* Start *

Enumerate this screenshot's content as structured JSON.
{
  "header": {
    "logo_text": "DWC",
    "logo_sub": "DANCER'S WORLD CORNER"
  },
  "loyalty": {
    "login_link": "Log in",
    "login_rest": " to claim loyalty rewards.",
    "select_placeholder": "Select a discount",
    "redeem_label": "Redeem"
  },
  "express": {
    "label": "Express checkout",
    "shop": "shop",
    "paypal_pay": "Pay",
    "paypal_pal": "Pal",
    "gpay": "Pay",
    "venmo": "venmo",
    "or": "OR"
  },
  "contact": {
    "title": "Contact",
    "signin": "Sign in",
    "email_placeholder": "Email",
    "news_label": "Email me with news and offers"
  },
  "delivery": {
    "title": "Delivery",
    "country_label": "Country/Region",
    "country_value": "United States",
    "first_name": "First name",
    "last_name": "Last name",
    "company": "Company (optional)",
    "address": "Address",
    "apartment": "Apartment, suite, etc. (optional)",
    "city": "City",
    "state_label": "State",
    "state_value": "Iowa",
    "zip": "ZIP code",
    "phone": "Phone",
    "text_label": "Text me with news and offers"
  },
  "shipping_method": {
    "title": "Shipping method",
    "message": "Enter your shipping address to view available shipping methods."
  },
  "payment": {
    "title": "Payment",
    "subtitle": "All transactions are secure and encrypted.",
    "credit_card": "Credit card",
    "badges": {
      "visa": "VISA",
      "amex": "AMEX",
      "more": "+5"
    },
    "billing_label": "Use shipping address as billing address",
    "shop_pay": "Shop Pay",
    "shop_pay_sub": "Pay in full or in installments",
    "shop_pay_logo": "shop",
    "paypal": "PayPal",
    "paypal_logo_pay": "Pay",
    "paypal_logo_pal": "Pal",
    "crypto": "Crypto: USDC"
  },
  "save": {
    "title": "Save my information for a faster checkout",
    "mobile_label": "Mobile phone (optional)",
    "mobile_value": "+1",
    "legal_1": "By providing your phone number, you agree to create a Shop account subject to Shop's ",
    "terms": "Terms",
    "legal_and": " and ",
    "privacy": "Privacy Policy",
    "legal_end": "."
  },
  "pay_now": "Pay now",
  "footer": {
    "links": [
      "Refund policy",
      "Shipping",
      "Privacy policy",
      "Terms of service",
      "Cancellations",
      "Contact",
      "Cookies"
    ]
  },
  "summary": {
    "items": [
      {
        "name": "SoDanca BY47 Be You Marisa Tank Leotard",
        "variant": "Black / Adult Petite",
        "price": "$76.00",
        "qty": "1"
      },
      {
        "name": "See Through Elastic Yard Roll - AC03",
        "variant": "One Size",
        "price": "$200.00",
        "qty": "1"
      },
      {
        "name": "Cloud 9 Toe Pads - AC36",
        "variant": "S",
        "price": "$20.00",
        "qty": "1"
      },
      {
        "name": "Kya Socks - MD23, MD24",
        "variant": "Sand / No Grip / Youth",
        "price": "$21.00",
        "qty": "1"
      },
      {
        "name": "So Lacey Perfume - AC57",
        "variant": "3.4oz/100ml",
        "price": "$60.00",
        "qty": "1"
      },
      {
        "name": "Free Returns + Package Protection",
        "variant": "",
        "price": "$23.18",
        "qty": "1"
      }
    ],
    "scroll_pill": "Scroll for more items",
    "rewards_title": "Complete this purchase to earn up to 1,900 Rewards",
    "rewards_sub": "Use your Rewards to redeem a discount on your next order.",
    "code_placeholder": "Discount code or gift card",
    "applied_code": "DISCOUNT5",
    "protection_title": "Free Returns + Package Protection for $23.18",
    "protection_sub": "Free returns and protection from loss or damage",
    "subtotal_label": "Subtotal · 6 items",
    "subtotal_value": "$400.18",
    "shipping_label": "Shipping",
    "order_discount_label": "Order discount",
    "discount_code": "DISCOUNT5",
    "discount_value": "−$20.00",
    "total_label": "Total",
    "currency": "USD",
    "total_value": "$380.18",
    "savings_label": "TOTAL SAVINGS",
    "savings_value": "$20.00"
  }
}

* End *

Your instructions = Return all of the entries word for word.

Correct result =
Enumerate this screenshot's content as structured JSON.
{
  "header": {
    "logo_text": "DWC",
    "logo_sub": "DANCER'S WORLD CORNER"
  },
  "loyalty": {
    "login_link": "Log in",
    "login_rest": " to claim loyalty rewards.",
    "select_placeholder": "Select a discount",
    "redeem_label": "Redeem"
  },
  "express": {
    "label": "Express checkout",
    "shop": "shop",
    "paypal_pay": "Pay",
    "paypal_pal": "Pal",
    "gpay": "Pay",
    "venmo": "venmo",
    "or": "OR"
  },
  "contact": {
    "title": "Contact",
    "signin": "Sign in",
    "email_placeholder": "Email",
    "news_label": "Email me with news and offers"
  },
  "delivery": {
    "title": "Delivery",
    "country_label": "Country/Region",
    "country_value": "United States",
    "first_name": "First name",
    "last_name": "Last name",
    "company": "Company (optional)",
    "address": "Address",
    "apartment": "Apartment, suite, etc. (optional)",
    "city": "City",
    "state_label": "State",
    "state_value": "Iowa",
    "zip": "ZIP code",
    "phone": "Phone",
    "text_label": "Text me with news and offers"
  },
  "shipping_method": {
    "title": "Shipping method",
    "message": "Enter your shipping address to view available shipping methods."
  },
  "payment": {
    "title": "Payment",
    "subtitle": "All transactions are secure and encrypted.",
    "credit_card": "Credit card",
    "badges": {
      "visa": "VISA",
      "amex": "AMEX",
      "more": "+5"
    },
    "billing_label": "Use shipping address as billing address",
    "shop_pay": "Shop Pay",
    "shop_pay_sub": "Pay in full or in installments",
    "shop_pay_logo": "shop",
    "paypal": "PayPal",
    "paypal_logo_pay": "Pay",
    "paypal_logo_pal": "Pal",
    "crypto": "Crypto: USDC"
  },
  "save": {
    "title": "Save my information for a faster checkout",
    "mobile_label": "Mobile phone (optional)",
    "mobile_value": "+1",
    "legal_1": "By providing your phone number, you agree to create a Shop account subject to Shop's ",
    "terms": "Terms",
    "legal_and": " and ",
    "privacy": "Privacy Policy",
    "legal_end": "."
  },
  "pay_now": "Pay now",
  "footer": {
    "links": [
      "Refund policy",
      "Shipping",
      "Privacy policy",
      "Terms of service",
      "Cancellations",
      "Contact",
      "Cookies"
    ]
  },
  "summary": {
    "items": [
      {
        "name": "SoDanca BY47 Be You Marisa Tank Leotard",
        "variant": "Black / Adult Petite",
        "price": "$76.00",
        "qty": "1"
      },
      {
        "name": "See Through Elastic Yard Roll - AC03",
        "variant": "One Size",
        "price": "$200.00",
        "qty": "1"
      },
      {
        "name": "Cloud 9 Toe Pads - AC36",
        "variant": "S",
        "price": "$20.00",
        "qty": "1"
      },
      {
        "name": "Kya Socks - MD23, MD24",
        "variant": "Sand / No Grip / Youth",
        "price": "$21.00",
        "qty": "1"
      },
      {
        "name": "So Lacey Perfume - AC57",
        "variant": "3.4oz/100ml",
        "price": "$60.00",
        "qty": "1"
      },
      {
        "name": "Free Returns + Package Protection",
        "variant": "",
        "price": "$23.18",
        "qty": "1"
      }
    ],
    "scroll_pill": "Scroll for more items",
    "rewards_title": "Complete this purchase to earn up to 1,900 Rewards",
    "rewards_sub": "Use your Rewards to redeem a discount on your next order.",
    "code_placeholder": "Discount code or gift card",
    "applied_code": "DISCOUNT5",
    "protection_title": "Free Returns + Package Protection for $23.18",
    "protection_sub": "Free returns and protection from loss or damage",
    "subtotal_label": "Subtotal · 6 items",
    "subtotal_value": "$400.18",
    "shipping_label": "Shipping",
    "order_discount_label": "Order discount",
    "discount_code": "DISCOUNT5",
    "discount_value": "−$20.00",
    "total_label": "Total",
    "currency": "USD",
    "total_value": "$380.18",
    "savings_label": "TOTAL SAVINGS",
    "savings_value": "$20.00"
  }
}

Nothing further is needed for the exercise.